What you will do: Every record that follows must be duplicated exactly, with images left out.

start Record list

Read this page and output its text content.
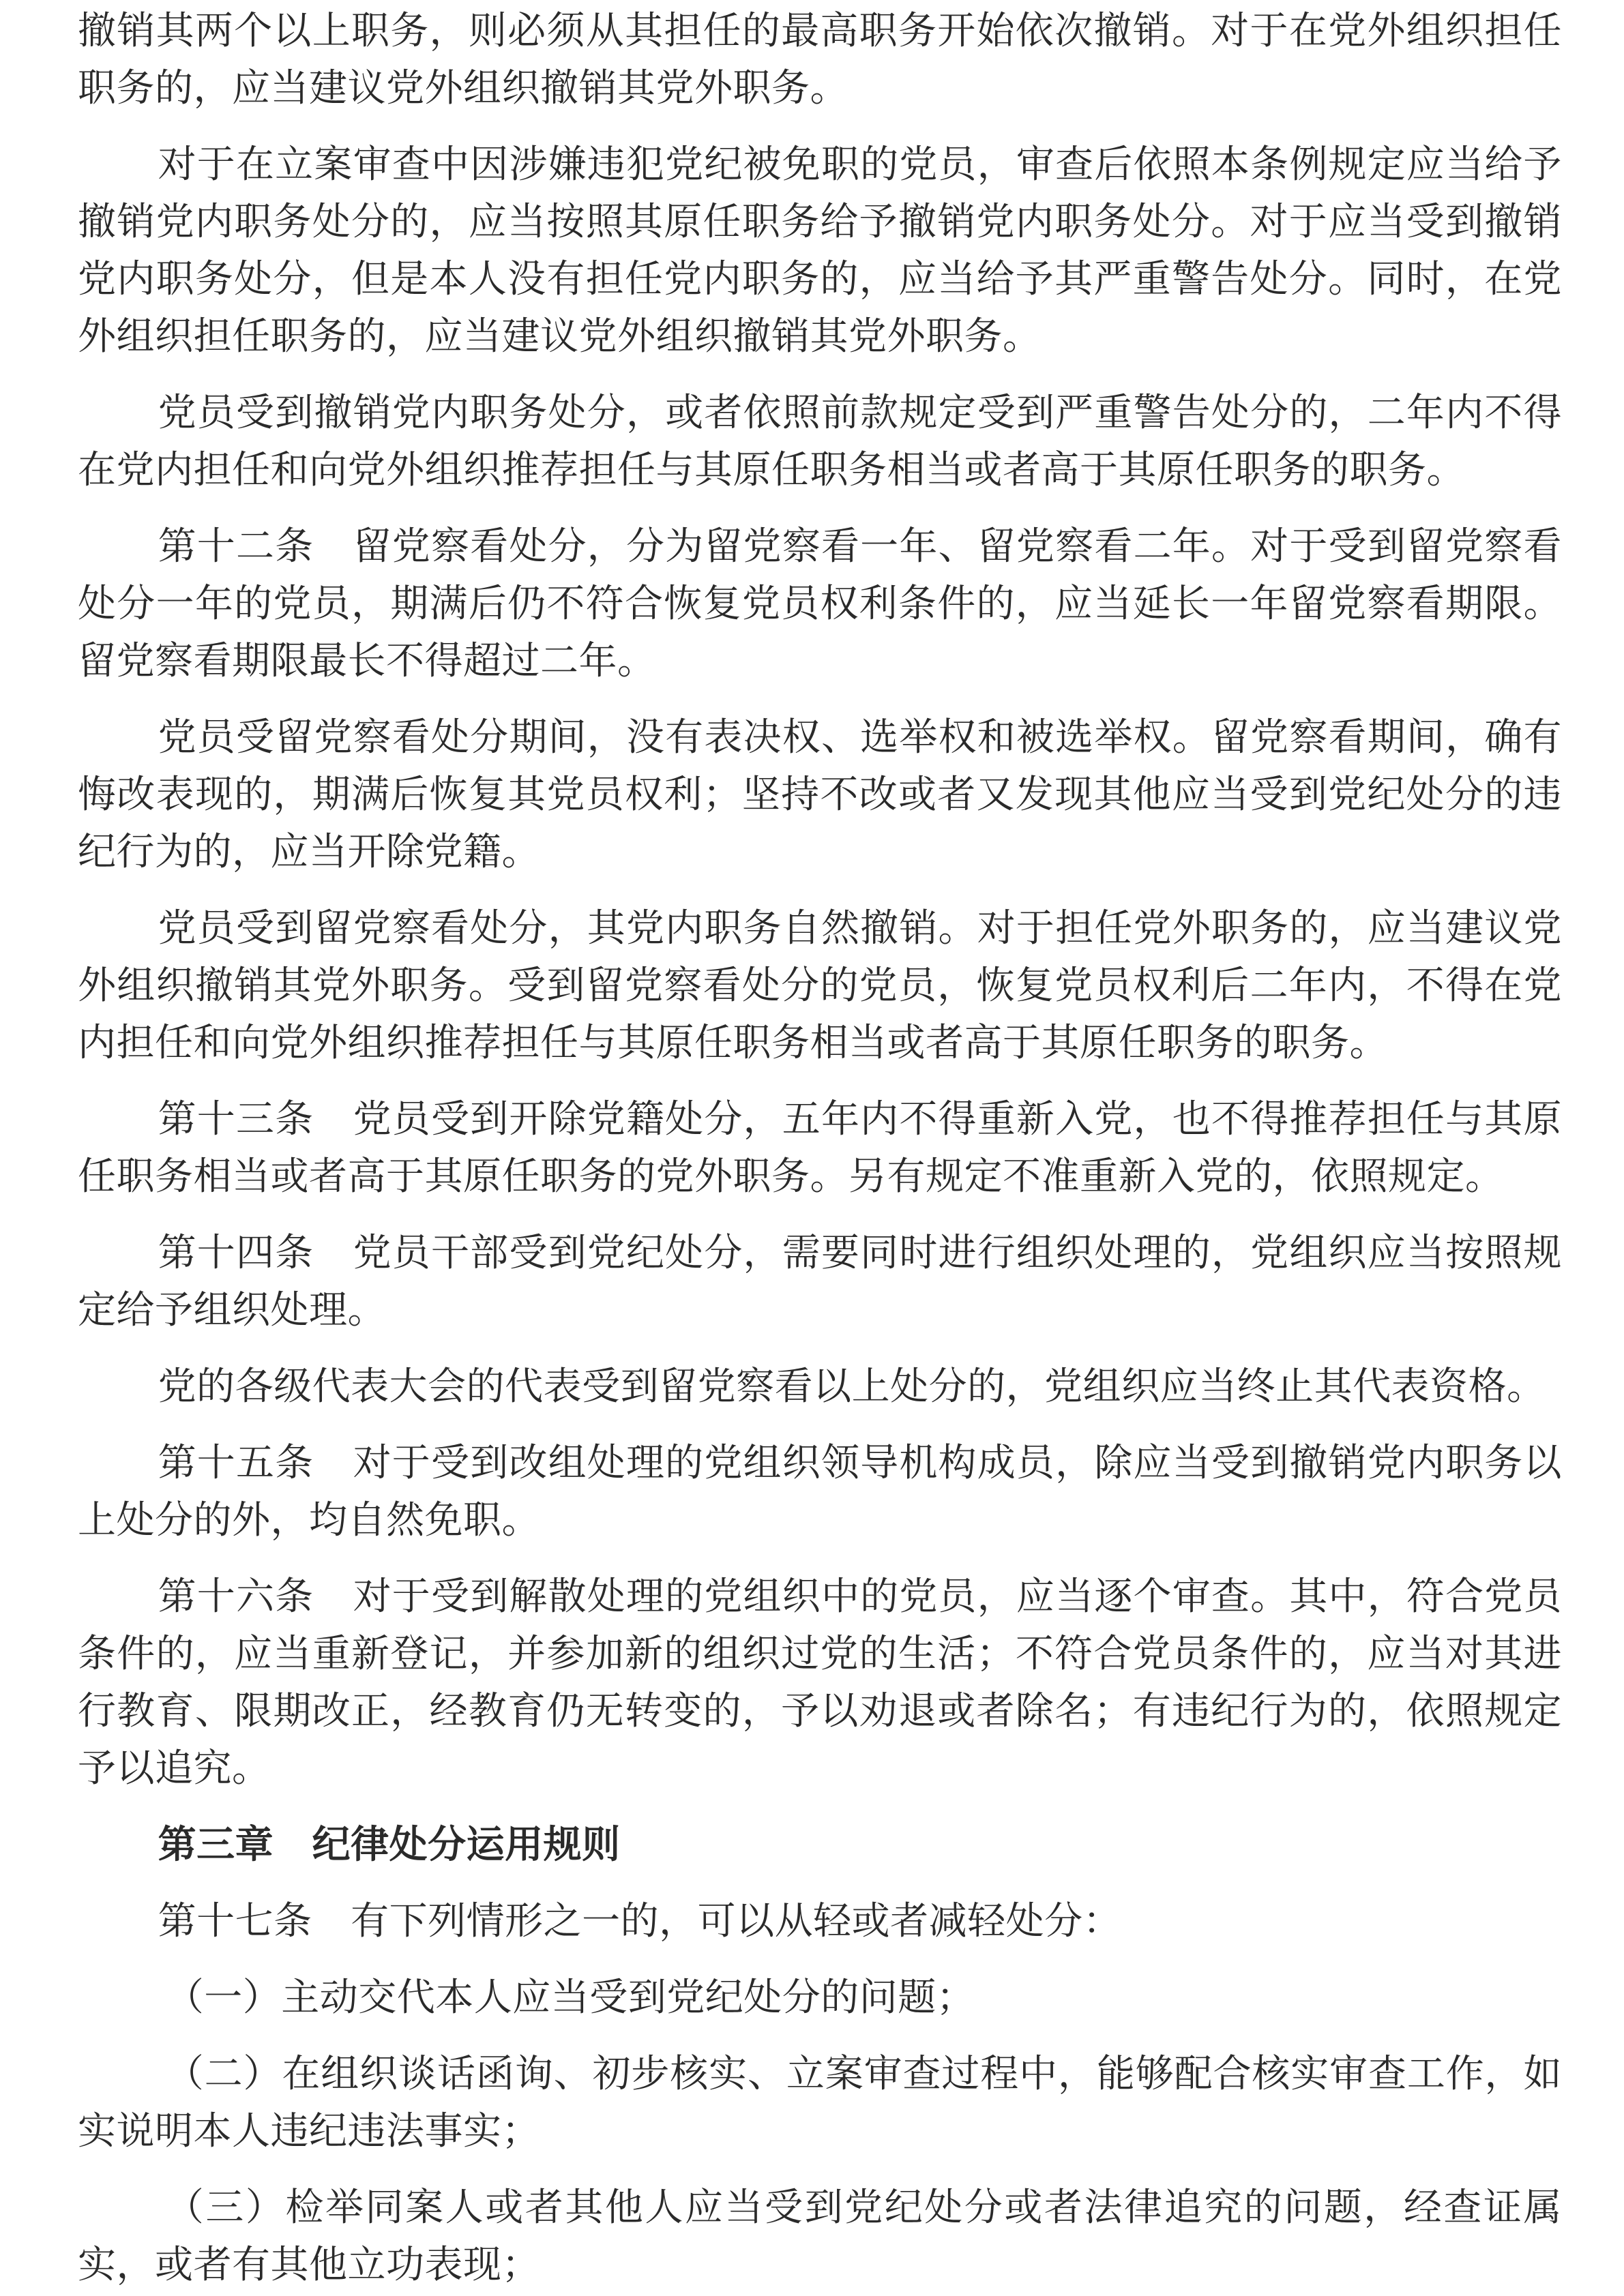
撤销其两个以上职务，则必须从其担任的最高职务开始依次撤销。对于在党外组织担任职务的，应当建议党外组织撤销其党外职务。

对于在立案审查中因涉嫌违犯党纪被免职的党员，审查后依照本条例规定应当给予撤销党内职务处分的，应当按照其原任职务给予撤销党内职务处分。对于应当受到撤销党内职务处分，但是本人没有担任党内职务的，应当给予其严重警告处分。同时，在党外组织担任职务的，应当建议党外组织撤销其党外职务。

党员受到撤销党内职务处分，或者依照前款规定受到严重警告处分的，二年内不得在党内担任和向党外组织推荐担任与其原任职务相当或者高于其原任职务的职务。

第十二条　留党察看处分，分为留党察看一年、留党察看二年。对于受到留党察看处分一年的党员，期满后仍不符合恢复党员权利条件的，应当延长一年留党察看期限。留党察看期限最长不得超过二年。

党员受留党察看处分期间，没有表决权、选举权和被选举权。留党察看期间，确有悔改表现的，期满后恢复其党员权利；坚持不改或者又发现其他应当受到党纪处分的违纪行为的，应当开除党籍。

党员受到留党察看处分，其党内职务自然撤销。对于担任党外职务的，应当建议党外组织撤销其党外职务。受到留党察看处分的党员，恢复党员权利后二年内，不得在党内担任和向党外组织推荐担任与其原任职务相当或者高于其原任职务的职务。

第十三条　党员受到开除党籍处分，五年内不得重新入党，也不得推荐担任与其原任职务相当或者高于其原任职务的党外职务。另有规定不准重新入党的，依照规定。

第十四条　党员干部受到党纪处分，需要同时进行组织处理的，党组织应当按照规定给予组织处理。

党的各级代表大会的代表受到留党察看以上处分的，党组织应当终止其代表资格。

第十五条　对于受到改组处理的党组织领导机构成员，除应当受到撤销党内职务以上处分的外，均自然免职。

第十六条　对于受到解散处理的党组织中的党员，应当逐个审查。其中，符合党员条件的，应当重新登记，并参加新的组织过党的生活；不符合党员条件的，应当对其进行教育、限期改正，经教育仍无转变的，予以劝退或者除名；有违纪行为的，依照规定予以追究。

第三章　纪律处分运用规则

第十七条　有下列情形之一的，可以从轻或者减轻处分：

（一）主动交代本人应当受到党纪处分的问题；

（二）在组织谈话函询、初步核实、立案审查过程中，能够配合核实审查工作，如实说明本人违纪违法事实；

（三）检举同案人或者其他人应当受到党纪处分或者法律追究的问题，经查证属实，或者有其他立功表现；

end Record list

The answer:
Read this page and output its text content.
撤销其两个以上职务，则必须从其担任的最高职务开始依次撤销。对于在党外组织担任职务的，应当建议党外组织撤销其党外职务。

对于在立案审查中因涉嫌违犯党纪被免职的党员，审查后依照本条例规定应当给予撤销党内职务处分的，应当按照其原任职务给予撤销党内职务处分。对于应当受到撤销党内职务处分，但是本人没有担任党内职务的，应当给予其严重警告处分。同时，在党外组织担任职务的，应当建议党外组织撤销其党外职务。

党员受到撤销党内职务处分，或者依照前款规定受到严重警告处分的，二年内不得在党内担任和向党外组织推荐担任与其原任职务相当或者高于其原任职务的职务。

第十二条　留党察看处分，分为留党察看一年、留党察看二年。对于受到留党察看处分一年的党员，期满后仍不符合恢复党员权利条件的，应当延长一年留党察看期限。留党察看期限最长不得超过二年。

党员受留党察看处分期间，没有表决权、选举权和被选举权。留党察看期间，确有悔改表现的，期满后恢复其党员权利；坚持不改或者又发现其他应当受到党纪处分的违纪行为的，应当开除党籍。

党员受到留党察看处分，其党内职务自然撤销。对于担任党外职务的，应当建议党外组织撤销其党外职务。受到留党察看处分的党员，恢复党员权利后二年内，不得在党内担任和向党外组织推荐担任与其原任职务相当或者高于其原任职务的职务。

第十三条　党员受到开除党籍处分，五年内不得重新入党，也不得推荐担任与其原任职务相当或者高于其原任职务的党外职务。另有规定不准重新入党的，依照规定。

第十四条　党员干部受到党纪处分，需要同时进行组织处理的，党组织应当按照规定给予组织处理。

党的各级代表大会的代表受到留党察看以上处分的，党组织应当终止其代表资格。

第十五条　对于受到改组处理的党组织领导机构成员，除应当受到撤销党内职务以上处分的外，均自然免职。

第十六条　对于受到解散处理的党组织中的党员，应当逐个审查。其中，符合党员条件的，应当重新登记，并参加新的组织过党的生活；不符合党员条件的，应当对其进行教育、限期改正，经教育仍无转变的，予以劝退或者除名；有违纪行为的，依照规定予以追究。

第三章　纪律处分运用规则

第十七条　有下列情形之一的，可以从轻或者减轻处分：

（一）主动交代本人应当受到党纪处分的问题；

（二）在组织谈话函询、初步核实、立案审查过程中，能够配合核实审查工作，如实说明本人违纪违法事实；

（三）检举同案人或者其他人应当受到党纪处分或者法律追究的问题，经查证属实，或者有其他立功表现；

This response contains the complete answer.